▸ Record set:
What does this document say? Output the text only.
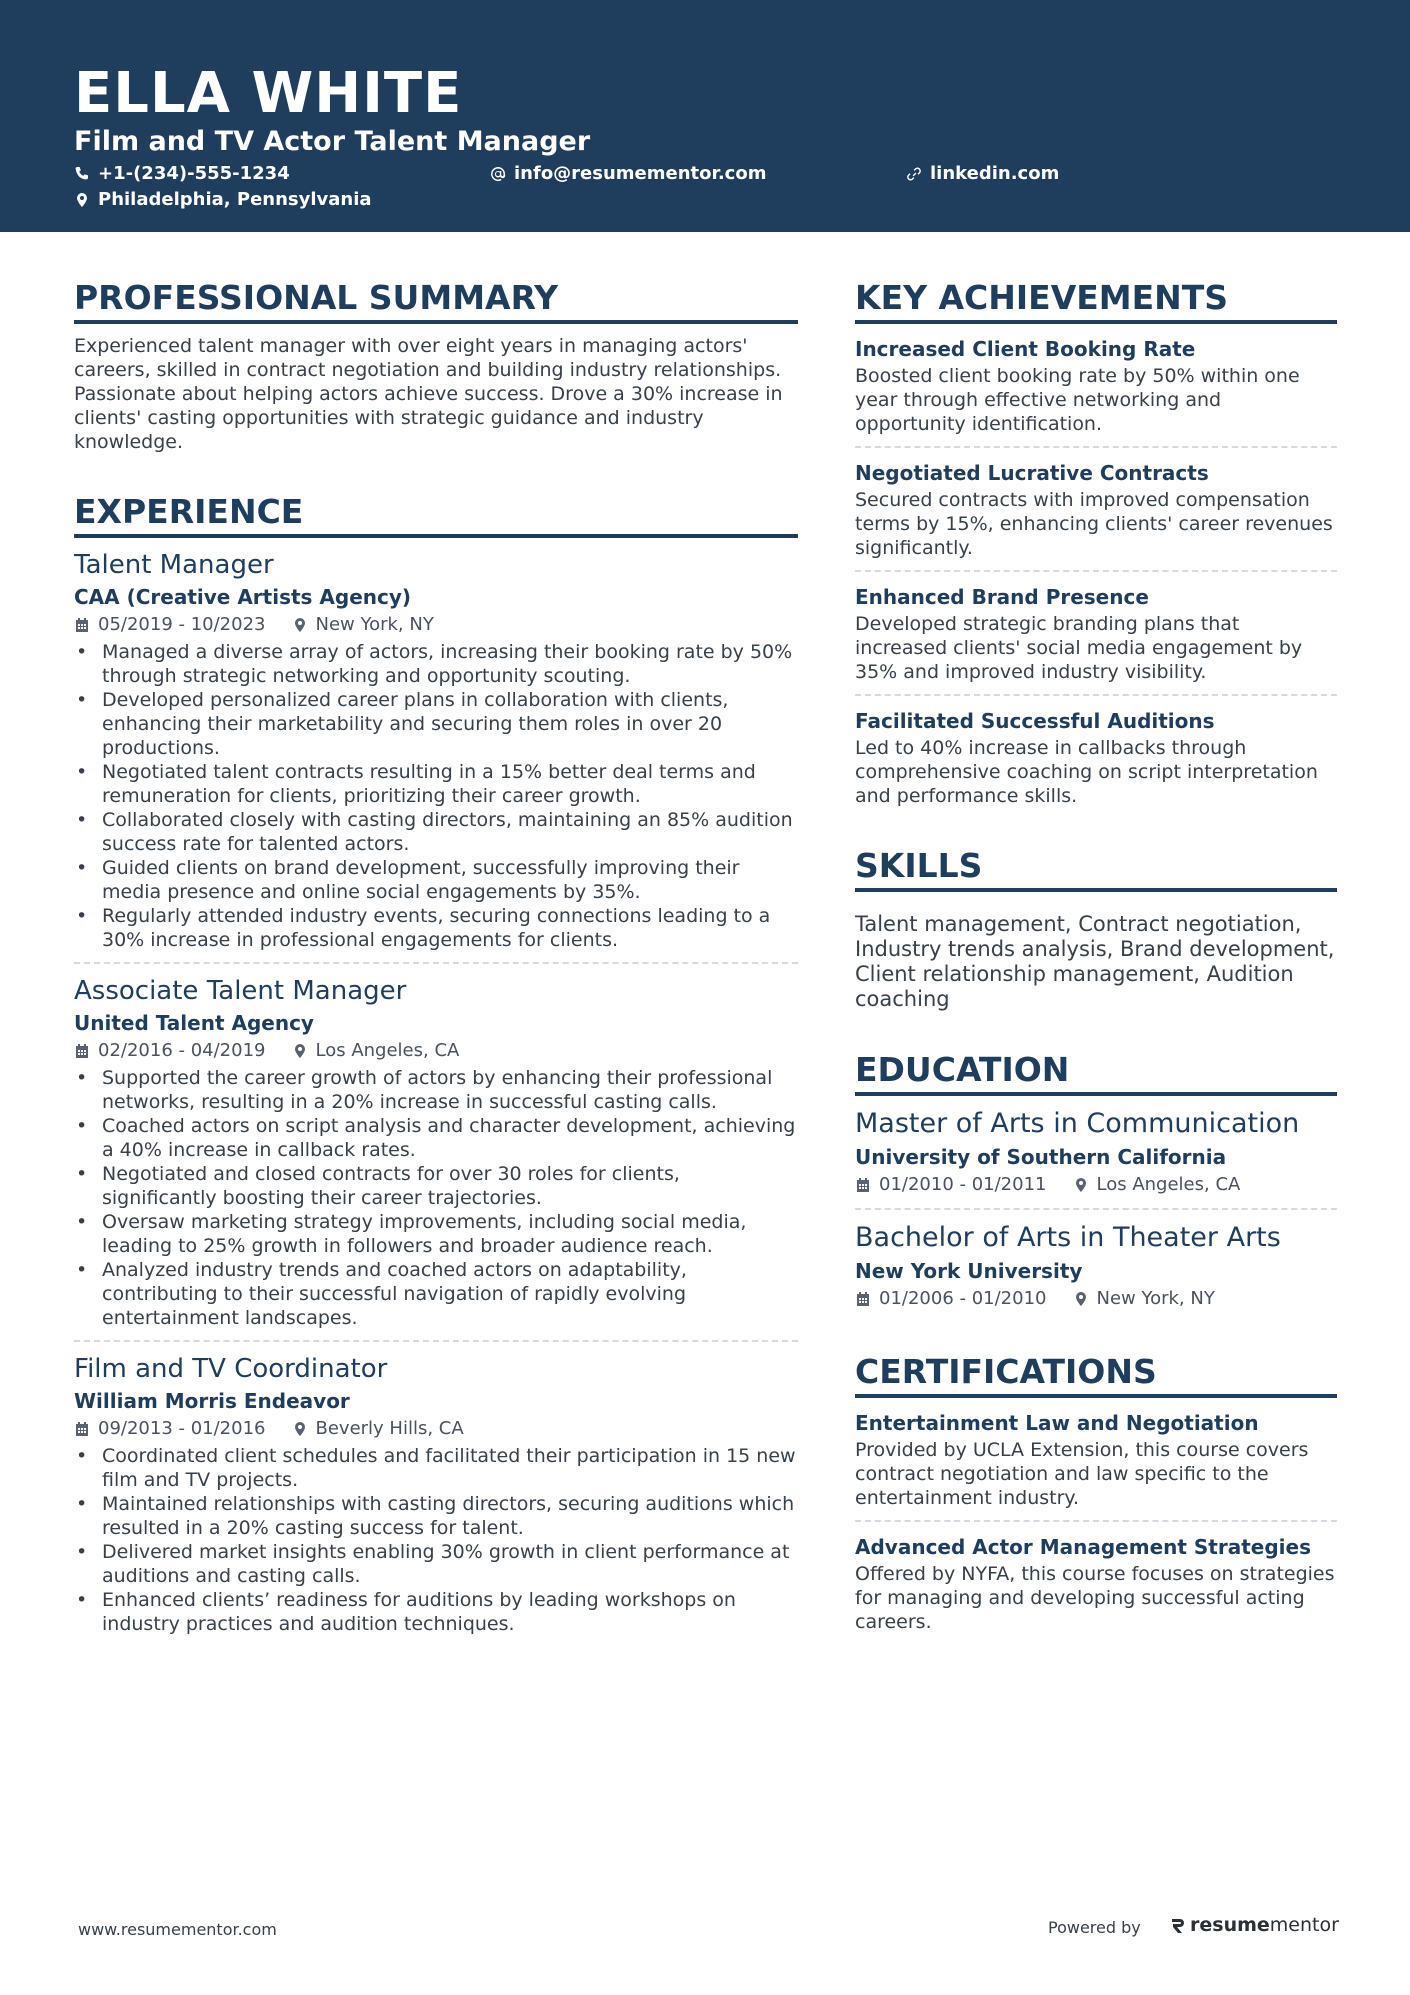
ELLA WHITE
Film and TV Actor Talent Manager
+1-(234)-555-1234	info@resumementor.com	linkedin.com
Philadelphia, Pennsylvania
PROFESSIONAL SUMMARY
Experienced talent manager with over eight years in managing actors' careers, skilled in contract negotiation and building industry relationships. Passionate about helping actors achieve success. Drove a 30% increase in clients' casting opportunities with strategic guidance and industry knowledge.
EXPERIENCE
Talent Manager
CAA (Creative Artists Agency)
05/2019 - 10/2023	New York, NY
• Managed a diverse array of actors, increasing their booking rate by 50% through strategic networking and opportunity scouting.
• Developed personalized career plans in collaboration with clients, enhancing their marketability and securing them roles in over 20 productions.
• Negotiated talent contracts resulting in a 15% better deal terms and remuneration for clients, prioritizing their career growth.
• Collaborated closely with casting directors, maintaining an 85% audition success rate for talented actors.
• Guided clients on brand development, successfully improving their media presence and online social engagements by 35%.
• Regularly attended industry events, securing connections leading to a 30% increase in professional engagements for clients.
Associate Talent Manager
United Talent Agency
02/2016 - 04/2019	Los Angeles, CA
• Supported the career growth of actors by enhancing their professional networks, resulting in a 20% increase in successful casting calls.
• Coached actors on script analysis and character development, achieving a 40% increase in callback rates.
• Negotiated and closed contracts for over 30 roles for clients, significantly boosting their career trajectories.
• Oversaw marketing strategy improvements, including social media, leading to 25% growth in followers and broader audience reach.
• Analyzed industry trends and coached actors on adaptability, contributing to their successful navigation of rapidly evolving entertainment landscapes.
Film and TV Coordinator
William Morris Endeavor
09/2013 - 01/2016	Beverly Hills, CA
• Coordinated client schedules and facilitated their participation in 15 new film and TV projects.
• Maintained relationships with casting directors, securing auditions which resulted in a 20% casting success for talent.
• Delivered market insights enabling 30% growth in client performance at auditions and casting calls.
• Enhanced clients’ readiness for auditions by leading workshops on industry practices and audition techniques.
KEY ACHIEVEMENTS
Increased Client Booking Rate
Boosted client booking rate by 50% within one year through effective networking and opportunity identification.
Negotiated Lucrative Contracts
Secured contracts with improved compensation terms by 15%, enhancing clients' career revenues significantly.
Enhanced Brand Presence
Developed strategic branding plans that increased clients' social media engagement by 35% and improved industry visibility.
Facilitated Successful Auditions
Led to 40% increase in callbacks through comprehensive coaching on script interpretation and performance skills.
SKILLS
Talent management, Contract negotiation, Industry trends analysis, Brand development, Client relationship management, Audition coaching
EDUCATION
Master of Arts in Communication
University of Southern California
01/2010 - 01/2011	Los Angeles, CA
Bachelor of Arts in Theater Arts
New York University
01/2006 - 01/2010	New York, NY
CERTIFICATIONS
Entertainment Law and Negotiation
Provided by UCLA Extension, this course covers contract negotiation and law specific to the entertainment industry.
Advanced Actor Management Strategies
Offered by NYFA, this course focuses on strategies for managing and developing successful acting careers.
www.resumementor.com	Powered by	resume mentor
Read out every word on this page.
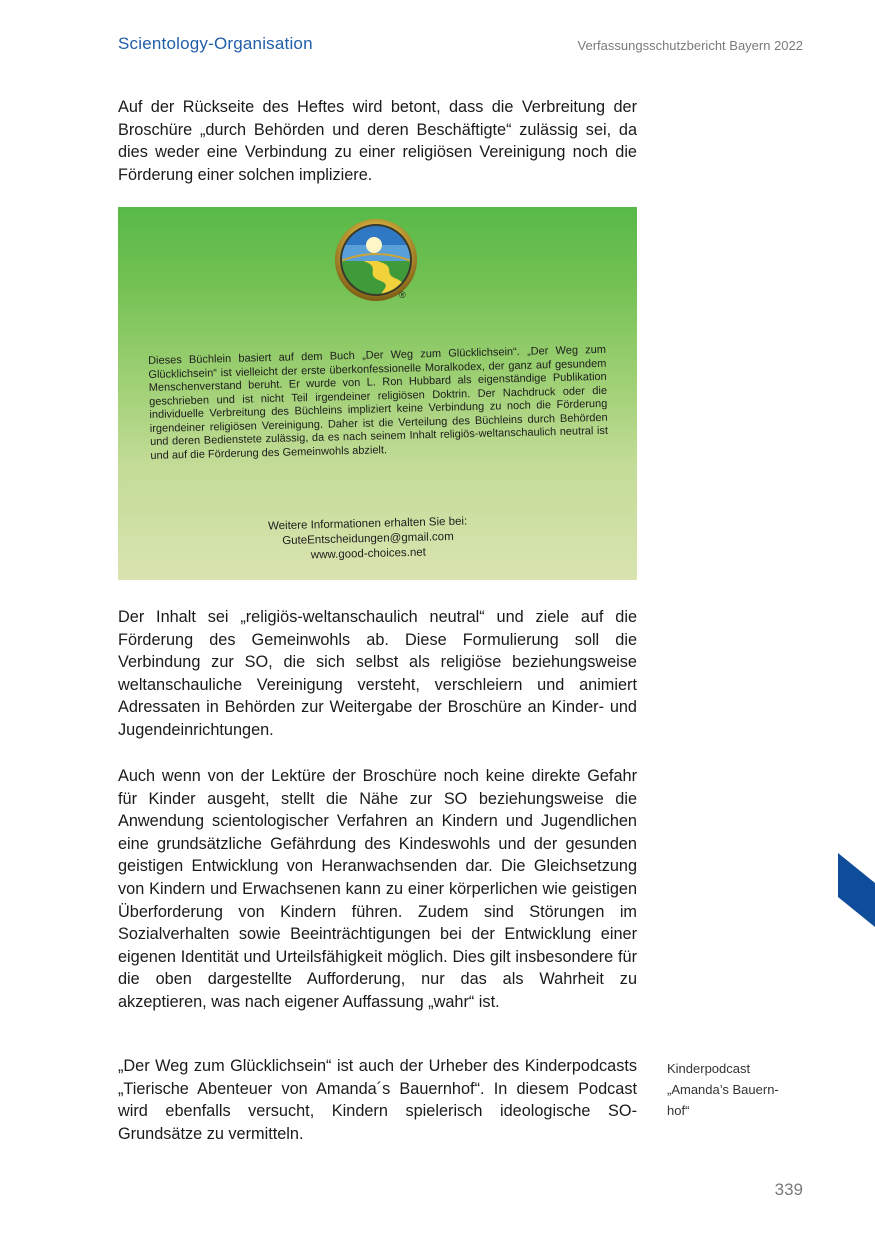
Scientology-Organisation	Verfassungsschutzbericht Bayern 2022
Auf der Rückseite des Heftes wird betont, dass die Verbreitung der Broschüre „durch Behörden und deren Beschäftigte“ zulässig sei, da dies weder eine Verbindung zu einer religiösen Vereinigung noch die Förderung einer solchen impliziere.
®
Dieses Büchlein basiert auf dem Buch „Der Weg zum Glücklichsein“. „Der Weg zum Glücklichsein“ ist vielleicht der erste überkonfessionelle Moralkodex, der ganz auf gesundem Menschenverstand beruht. Er wurde von L. Ron Hubbard als eigenständige Publikation geschrieben und ist nicht Teil irgendeiner religiösen Doktrin. Der Nachdruck oder die individuelle Verbreitung des Büchleins impliziert keine Verbindung zu noch die Förderung irgendeiner religiösen Vereinigung. Daher ist die Verteilung des Büchleins durch Behörden und deren Bedienstete zulässig, da es nach seinem Inhalt religiös-weltanschaulich neutral ist und auf die Förderung des Gemeinwohls abzielt.
Weitere Informationen erhalten Sie bei:
GuteEntscheidungen@gmail.com
www.good-choices.net
Der Inhalt sei „religiös-weltanschaulich neutral“ und ziele auf die Förderung des Gemeinwohls ab. Diese Formulierung soll die Verbindung zur SO, die sich selbst als religiöse beziehungsweise weltanschauliche Vereinigung versteht, verschleiern und animiert Adressaten in Behörden zur Weitergabe der Broschüre an Kinder- und Jugendeinrichtungen.
Auch wenn von der Lektüre der Broschüre noch keine direkte Gefahr für Kinder ausgeht, stellt die Nähe zur SO beziehungsweise die Anwendung scientologischer Verfahren an Kindern und Jugendlichen eine grundsätzliche Gefährdung des Kindeswohls und der gesunden geistigen Entwicklung von Heranwachsenden dar. Die Gleichsetzung von Kindern und Erwachsenen kann zu einer körperlichen wie geistigen Überforderung von Kindern führen. Zudem sind Störungen im Sozialverhalten sowie Beeinträchtigungen bei der Entwicklung einer eigenen Identität und Urteilsfähigkeit möglich. Dies gilt insbesondere für die oben dargestellte Aufforderung, nur das als Wahrheit zu akzeptieren, was nach eigener Auffassung „wahr“ ist.
„Der Weg zum Glücklichsein“ ist auch der Urheber des Kinderpodcasts „Tierische Abenteuer von Amanda´s Bauernhof“. In diesem Podcast wird ebenfalls versucht, Kindern spielerisch ideologische SO-Grundsätze zu vermitteln.
Kinderpodcast
„Amanda’s Bauern-
hof“
339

▸ Given task: Make a word-for-word copy of the entries, without any pictures.

▸ Correct response:
What does this document say? Output the text only.
ELLA WHITE
Film and TV Actor Talent Manager
+1-(234)-555-1234	info@resumementor.com	linkedin.com
Philadelphia, Pennsylvania
PROFESSIONAL SUMMARY
Experienced talent manager with over eight years in managing actors' careers, skilled in contract negotiation and building industry relationships. Passionate about helping actors achieve success. Drove a 30% increase in clients' casting opportunities with strategic guidance and industry knowledge.
EXPERIENCE
Talent Manager
CAA (Creative Artists Agency)
05/2019 - 10/2023	New York, NY
• Managed a diverse array of actors, increasing their booking rate by 50% through strategic networking and opportunity scouting.
• Developed personalized career plans in collaboration with clients, enhancing their marketability and securing them roles in over 20 productions.
• Negotiated talent contracts resulting in a 15% better deal terms and remuneration for clients, prioritizing their career growth.
• Collaborated closely with casting directors, maintaining an 85% audition success rate for talented actors.
• Guided clients on brand development, successfully improving their media presence and online social engagements by 35%.
• Regularly attended industry events, securing connections leading to a 30% increase in professional engagements for clients.
Associate Talent Manager
United Talent Agency
02/2016 - 04/2019	Los Angeles, CA
• Supported the career growth of actors by enhancing their professional networks, resulting in a 20% increase in successful casting calls.
• Coached actors on script analysis and character development, achieving a 40% increase in callback rates.
• Negotiated and closed contracts for over 30 roles for clients, significantly boosting their career trajectories.
• Oversaw marketing strategy improvements, including social media, leading to 25% growth in followers and broader audience reach.
• Analyzed industry trends and coached actors on adaptability, contributing to their successful navigation of rapidly evolving entertainment landscapes.
Film and TV Coordinator
William Morris Endeavor
09/2013 - 01/2016	Beverly Hills, CA
• Coordinated client schedules and facilitated their participation in 15 new film and TV projects.
• Maintained relationships with casting directors, securing auditions which resulted in a 20% casting success for talent.
• Delivered market insights enabling 30% growth in client performance at auditions and casting calls.
• Enhanced clients’ readiness for auditions by leading workshops on industry practices and audition techniques.
KEY ACHIEVEMENTS
Increased Client Booking Rate
Boosted client booking rate by 50% within one year through effective networking and opportunity identification.
Negotiated Lucrative Contracts
Secured contracts with improved compensation terms by 15%, enhancing clients' career revenues significantly.
Enhanced Brand Presence
Developed strategic branding plans that increased clients' social media engagement by 35% and improved industry visibility.
Facilitated Successful Auditions
Led to 40% increase in callbacks through comprehensive coaching on script interpretation and performance skills.
SKILLS
Talent management, Contract negotiation, Industry trends analysis, Brand development, Client relationship management, Audition coaching
EDUCATION
Master of Arts in Communication
University of Southern California
01/2010 - 01/2011	Los Angeles, CA
Bachelor of Arts in Theater Arts
New York University
01/2006 - 01/2010	New York, NY
CERTIFICATIONS
Entertainment Law and Negotiation
Provided by UCLA Extension, this course covers contract negotiation and law specific to the entertainment industry.
Advanced Actor Management Strategies
Offered by NYFA, this course focuses on strategies for managing and developing successful acting careers.
www.resumementor.com	Powered by	resume mentor
Read out every word on this page.
Scientology-Organisation	Verfassungsschutzbericht Bayern 2022
Auf der Rückseite des Heftes wird betont, dass die Verbreitung der Broschüre „durch Behörden und deren Beschäftigte“ zulässig sei, da dies weder eine Verbindung zu einer religiösen Vereinigung noch die Förderung einer solchen impliziere.
®
Dieses Büchlein basiert auf dem Buch „Der Weg zum Glücklichsein“. „Der Weg zum Glücklichsein“ ist vielleicht der erste überkonfessionelle Moralkodex, der ganz auf gesundem Menschenverstand beruht. Er wurde von L. Ron Hubbard als eigenständige Publikation geschrieben und ist nicht Teil irgendeiner religiösen Doktrin. Der Nachdruck oder die individuelle Verbreitung des Büchleins impliziert keine Verbindung zu noch die Förderung irgendeiner religiösen Vereinigung. Daher ist die Verteilung des Büchleins durch Behörden und deren Bedienstete zulässig, da es nach seinem Inhalt religiös-weltanschaulich neutral ist und auf die Förderung des Gemeinwohls abzielt.
Weitere Informationen erhalten Sie bei:
GuteEntscheidungen@gmail.com
www.good-choices.net
Der Inhalt sei „religiös-weltanschaulich neutral“ und ziele auf die Förderung des Gemeinwohls ab. Diese Formulierung soll die Verbindung zur SO, die sich selbst als religiöse beziehungsweise weltanschauliche Vereinigung versteht, verschleiern und animiert Adressaten in Behörden zur Weitergabe der Broschüre an Kinder- und Jugendeinrichtungen.
Auch wenn von der Lektüre der Broschüre noch keine direkte Gefahr für Kinder ausgeht, stellt die Nähe zur SO beziehungsweise die Anwendung scientologischer Verfahren an Kindern und Jugendlichen eine grundsätzliche Gefährdung des Kindeswohls und der gesunden geistigen Entwicklung von Heranwachsenden dar. Die Gleichsetzung von Kindern und Erwachsenen kann zu einer körperlichen wie geistigen Überforderung von Kindern führen. Zudem sind Störungen im Sozialverhalten sowie Beeinträchtigungen bei der Entwicklung einer eigenen Identität und Urteilsfähigkeit möglich. Dies gilt insbesondere für die oben dargestellte Aufforderung, nur das als Wahrheit zu akzeptieren, was nach eigener Auffassung „wahr“ ist.
„Der Weg zum Glücklichsein“ ist auch der Urheber des Kinderpodcasts „Tierische Abenteuer von Amanda´s Bauernhof“. In diesem Podcast wird ebenfalls versucht, Kindern spielerisch ideologische SO-Grundsätze zu vermitteln.
Kinderpodcast
„Amanda’s Bauern-
hof“
339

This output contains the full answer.